What is expected:
Locate the lines where "shirt" occurs and copy them as they stand.

[Dataset excerpts]
-- begin --
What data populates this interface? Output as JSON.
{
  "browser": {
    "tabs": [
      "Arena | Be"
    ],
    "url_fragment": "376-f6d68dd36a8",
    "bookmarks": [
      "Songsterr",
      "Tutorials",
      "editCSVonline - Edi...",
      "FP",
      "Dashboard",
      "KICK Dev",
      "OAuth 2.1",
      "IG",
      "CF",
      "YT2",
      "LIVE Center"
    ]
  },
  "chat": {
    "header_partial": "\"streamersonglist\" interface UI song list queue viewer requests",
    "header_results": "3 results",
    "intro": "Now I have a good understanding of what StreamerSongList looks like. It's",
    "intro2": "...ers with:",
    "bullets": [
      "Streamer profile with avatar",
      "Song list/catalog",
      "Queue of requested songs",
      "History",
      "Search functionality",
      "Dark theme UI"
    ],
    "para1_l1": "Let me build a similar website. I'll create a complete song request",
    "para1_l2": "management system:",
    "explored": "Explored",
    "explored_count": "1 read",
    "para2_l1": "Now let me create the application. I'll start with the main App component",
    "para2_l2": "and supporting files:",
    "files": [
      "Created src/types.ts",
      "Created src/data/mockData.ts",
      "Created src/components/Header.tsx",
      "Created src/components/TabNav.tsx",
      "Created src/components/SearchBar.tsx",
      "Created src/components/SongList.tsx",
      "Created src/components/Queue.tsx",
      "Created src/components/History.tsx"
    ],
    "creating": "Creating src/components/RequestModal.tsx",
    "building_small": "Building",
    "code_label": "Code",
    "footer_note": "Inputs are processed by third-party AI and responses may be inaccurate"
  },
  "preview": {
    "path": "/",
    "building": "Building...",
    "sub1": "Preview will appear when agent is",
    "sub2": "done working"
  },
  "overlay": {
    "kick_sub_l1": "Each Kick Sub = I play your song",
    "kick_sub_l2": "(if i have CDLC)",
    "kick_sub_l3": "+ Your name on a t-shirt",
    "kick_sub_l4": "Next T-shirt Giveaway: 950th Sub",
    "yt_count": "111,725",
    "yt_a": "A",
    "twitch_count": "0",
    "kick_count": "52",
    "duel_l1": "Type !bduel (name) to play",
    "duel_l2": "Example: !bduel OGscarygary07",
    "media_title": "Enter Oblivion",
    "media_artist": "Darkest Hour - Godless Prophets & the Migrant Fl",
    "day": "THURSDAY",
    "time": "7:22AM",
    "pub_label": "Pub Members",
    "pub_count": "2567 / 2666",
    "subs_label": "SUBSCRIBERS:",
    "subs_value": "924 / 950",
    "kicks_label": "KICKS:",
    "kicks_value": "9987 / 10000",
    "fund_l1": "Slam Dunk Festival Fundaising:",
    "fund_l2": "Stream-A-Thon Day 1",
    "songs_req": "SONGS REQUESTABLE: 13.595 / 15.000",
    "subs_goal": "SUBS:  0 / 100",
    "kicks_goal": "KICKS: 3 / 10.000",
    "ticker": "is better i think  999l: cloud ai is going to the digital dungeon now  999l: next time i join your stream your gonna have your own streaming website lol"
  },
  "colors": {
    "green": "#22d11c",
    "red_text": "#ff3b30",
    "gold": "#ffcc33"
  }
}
-- end --
Full response:
    "kick_sub_l3": "+ Your name on a t-shirt",
    "kick_sub_l4": "Next T-shirt Giveaway: 950th Sub",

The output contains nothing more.